───── DATA FOR THIS EXERCISE

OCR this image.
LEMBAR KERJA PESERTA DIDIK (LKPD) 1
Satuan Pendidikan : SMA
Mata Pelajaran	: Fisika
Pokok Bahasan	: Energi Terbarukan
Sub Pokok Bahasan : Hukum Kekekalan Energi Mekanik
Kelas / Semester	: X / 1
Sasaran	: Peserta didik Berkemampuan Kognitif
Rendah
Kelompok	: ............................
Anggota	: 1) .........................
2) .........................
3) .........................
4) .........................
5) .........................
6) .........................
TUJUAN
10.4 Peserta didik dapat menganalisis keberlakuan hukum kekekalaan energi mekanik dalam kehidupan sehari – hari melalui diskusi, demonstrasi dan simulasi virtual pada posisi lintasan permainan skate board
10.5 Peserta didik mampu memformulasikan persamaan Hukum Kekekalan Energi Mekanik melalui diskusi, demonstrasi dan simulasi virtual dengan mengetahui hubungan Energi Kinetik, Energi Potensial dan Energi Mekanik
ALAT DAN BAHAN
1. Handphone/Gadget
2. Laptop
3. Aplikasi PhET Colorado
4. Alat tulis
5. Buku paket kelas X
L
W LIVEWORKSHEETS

──────────

STATED GOAL
Where a line holds "Kekekalan", copy it out.

WORKED ANSWER
Sub Pokok Bahasan : Hukum Kekekalan Energi Mekanik
10.5 Peserta didik mampu memformulasikan persamaan Hukum Kekekalan Energi Mekanik melalui diskusi, demonstrasi dan simulasi virtual dengan mengetahui hubungan Energi Kinetik, Energi Potensial dan Energi Mekanik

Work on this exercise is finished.